Written task ->
Read the records below and copy each line that contains "Ions".

[Source records]

• • •

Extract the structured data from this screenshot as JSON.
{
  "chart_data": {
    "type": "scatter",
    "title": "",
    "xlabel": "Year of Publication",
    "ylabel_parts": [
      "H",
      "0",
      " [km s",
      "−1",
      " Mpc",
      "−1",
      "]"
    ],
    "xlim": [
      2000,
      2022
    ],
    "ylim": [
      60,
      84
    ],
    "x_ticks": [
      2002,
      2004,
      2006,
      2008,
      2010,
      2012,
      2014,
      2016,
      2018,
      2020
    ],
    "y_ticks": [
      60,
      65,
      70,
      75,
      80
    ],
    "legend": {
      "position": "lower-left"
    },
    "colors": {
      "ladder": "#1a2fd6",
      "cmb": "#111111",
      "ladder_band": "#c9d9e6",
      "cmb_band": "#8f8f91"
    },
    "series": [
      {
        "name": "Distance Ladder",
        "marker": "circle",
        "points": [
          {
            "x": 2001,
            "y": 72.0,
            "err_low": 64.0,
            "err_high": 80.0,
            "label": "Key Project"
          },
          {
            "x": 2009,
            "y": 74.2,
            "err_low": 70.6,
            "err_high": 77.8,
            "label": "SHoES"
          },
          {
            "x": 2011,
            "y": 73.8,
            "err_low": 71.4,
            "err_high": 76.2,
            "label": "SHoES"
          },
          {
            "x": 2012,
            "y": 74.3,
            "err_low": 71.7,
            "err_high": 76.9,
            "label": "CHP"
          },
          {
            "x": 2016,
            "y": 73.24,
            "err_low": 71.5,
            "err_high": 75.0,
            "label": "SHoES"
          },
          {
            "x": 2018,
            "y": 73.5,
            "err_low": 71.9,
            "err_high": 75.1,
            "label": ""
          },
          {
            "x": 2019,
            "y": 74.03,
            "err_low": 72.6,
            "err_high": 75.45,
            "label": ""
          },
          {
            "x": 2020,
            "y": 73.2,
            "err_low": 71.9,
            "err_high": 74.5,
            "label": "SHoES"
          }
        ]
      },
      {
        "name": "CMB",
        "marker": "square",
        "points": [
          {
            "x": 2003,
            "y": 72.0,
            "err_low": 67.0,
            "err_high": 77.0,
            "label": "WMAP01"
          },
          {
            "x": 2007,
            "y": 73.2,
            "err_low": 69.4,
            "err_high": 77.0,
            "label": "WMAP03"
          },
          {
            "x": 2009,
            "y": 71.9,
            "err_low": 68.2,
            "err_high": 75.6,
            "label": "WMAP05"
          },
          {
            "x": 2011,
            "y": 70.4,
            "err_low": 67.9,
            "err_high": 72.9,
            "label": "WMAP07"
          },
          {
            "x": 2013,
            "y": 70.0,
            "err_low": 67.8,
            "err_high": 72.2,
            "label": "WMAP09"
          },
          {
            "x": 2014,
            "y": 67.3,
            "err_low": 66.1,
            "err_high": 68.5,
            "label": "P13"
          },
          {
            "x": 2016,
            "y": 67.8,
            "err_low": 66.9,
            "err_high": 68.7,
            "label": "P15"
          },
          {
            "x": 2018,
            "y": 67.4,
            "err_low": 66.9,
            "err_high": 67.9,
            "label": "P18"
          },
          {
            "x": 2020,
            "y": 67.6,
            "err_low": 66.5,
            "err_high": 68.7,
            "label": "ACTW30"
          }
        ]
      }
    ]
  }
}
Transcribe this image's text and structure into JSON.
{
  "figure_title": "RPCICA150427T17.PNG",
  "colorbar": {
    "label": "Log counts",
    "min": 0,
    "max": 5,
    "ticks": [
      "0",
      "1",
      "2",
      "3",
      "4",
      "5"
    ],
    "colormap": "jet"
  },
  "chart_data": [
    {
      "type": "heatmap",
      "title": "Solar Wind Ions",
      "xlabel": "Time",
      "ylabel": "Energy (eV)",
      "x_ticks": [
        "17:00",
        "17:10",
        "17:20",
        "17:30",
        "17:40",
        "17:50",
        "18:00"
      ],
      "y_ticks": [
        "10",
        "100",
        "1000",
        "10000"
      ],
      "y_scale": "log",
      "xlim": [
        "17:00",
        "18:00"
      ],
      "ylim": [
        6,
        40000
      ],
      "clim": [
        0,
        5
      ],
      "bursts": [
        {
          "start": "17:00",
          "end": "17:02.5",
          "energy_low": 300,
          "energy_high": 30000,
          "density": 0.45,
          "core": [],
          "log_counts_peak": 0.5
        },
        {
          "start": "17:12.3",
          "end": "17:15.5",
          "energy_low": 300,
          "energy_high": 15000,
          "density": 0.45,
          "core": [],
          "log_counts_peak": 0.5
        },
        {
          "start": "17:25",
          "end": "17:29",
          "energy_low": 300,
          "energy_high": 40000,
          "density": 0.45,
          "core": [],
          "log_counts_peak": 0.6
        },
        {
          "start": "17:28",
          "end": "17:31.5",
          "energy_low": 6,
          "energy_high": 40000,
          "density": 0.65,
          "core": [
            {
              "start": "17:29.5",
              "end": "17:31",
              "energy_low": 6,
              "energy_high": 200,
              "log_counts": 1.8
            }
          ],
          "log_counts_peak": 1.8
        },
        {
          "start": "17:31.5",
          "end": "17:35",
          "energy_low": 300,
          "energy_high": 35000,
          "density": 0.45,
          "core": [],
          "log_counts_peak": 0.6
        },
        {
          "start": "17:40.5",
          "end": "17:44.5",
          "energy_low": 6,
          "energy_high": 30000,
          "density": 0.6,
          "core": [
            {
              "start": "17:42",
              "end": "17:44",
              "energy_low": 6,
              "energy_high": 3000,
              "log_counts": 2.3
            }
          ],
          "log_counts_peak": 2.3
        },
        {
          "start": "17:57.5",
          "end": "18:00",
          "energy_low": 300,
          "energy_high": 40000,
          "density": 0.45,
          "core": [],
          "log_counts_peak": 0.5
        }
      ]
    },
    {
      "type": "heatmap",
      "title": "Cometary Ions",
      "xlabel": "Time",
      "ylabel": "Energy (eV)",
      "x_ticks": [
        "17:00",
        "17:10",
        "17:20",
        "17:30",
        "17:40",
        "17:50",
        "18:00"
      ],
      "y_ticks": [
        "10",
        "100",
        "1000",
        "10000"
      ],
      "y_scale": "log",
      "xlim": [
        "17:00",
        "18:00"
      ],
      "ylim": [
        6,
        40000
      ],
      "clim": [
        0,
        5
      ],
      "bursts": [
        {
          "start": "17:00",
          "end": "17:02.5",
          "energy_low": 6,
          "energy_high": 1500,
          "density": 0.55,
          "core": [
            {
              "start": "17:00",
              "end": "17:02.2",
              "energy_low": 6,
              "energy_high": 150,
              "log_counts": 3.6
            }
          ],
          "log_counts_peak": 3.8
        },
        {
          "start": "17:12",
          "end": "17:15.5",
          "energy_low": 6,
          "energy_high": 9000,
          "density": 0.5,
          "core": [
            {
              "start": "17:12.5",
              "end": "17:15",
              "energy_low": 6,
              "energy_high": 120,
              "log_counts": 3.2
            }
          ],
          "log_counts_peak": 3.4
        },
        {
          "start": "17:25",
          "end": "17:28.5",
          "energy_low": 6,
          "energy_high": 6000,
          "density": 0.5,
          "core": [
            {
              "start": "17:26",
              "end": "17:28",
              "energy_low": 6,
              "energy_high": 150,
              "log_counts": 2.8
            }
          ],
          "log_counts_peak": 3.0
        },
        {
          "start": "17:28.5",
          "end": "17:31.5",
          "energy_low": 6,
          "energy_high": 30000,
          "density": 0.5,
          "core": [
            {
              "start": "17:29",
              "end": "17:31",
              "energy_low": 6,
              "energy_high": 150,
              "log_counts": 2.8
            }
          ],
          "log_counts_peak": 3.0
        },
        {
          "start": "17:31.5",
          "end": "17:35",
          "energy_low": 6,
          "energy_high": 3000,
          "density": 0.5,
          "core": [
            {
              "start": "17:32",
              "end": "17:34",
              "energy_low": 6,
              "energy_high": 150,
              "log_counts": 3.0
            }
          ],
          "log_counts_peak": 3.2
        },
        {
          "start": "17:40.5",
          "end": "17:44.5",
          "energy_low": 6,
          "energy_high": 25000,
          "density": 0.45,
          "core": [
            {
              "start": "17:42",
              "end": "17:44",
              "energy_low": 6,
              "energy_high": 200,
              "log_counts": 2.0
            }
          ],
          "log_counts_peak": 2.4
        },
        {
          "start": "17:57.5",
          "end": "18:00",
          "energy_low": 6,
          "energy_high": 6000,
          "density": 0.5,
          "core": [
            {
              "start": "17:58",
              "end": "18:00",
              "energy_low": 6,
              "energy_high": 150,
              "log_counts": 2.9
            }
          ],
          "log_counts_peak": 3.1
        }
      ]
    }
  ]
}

• • •

Full response ->
      "title": "Solar Wind Ions",
      "title": "Cometary Ions",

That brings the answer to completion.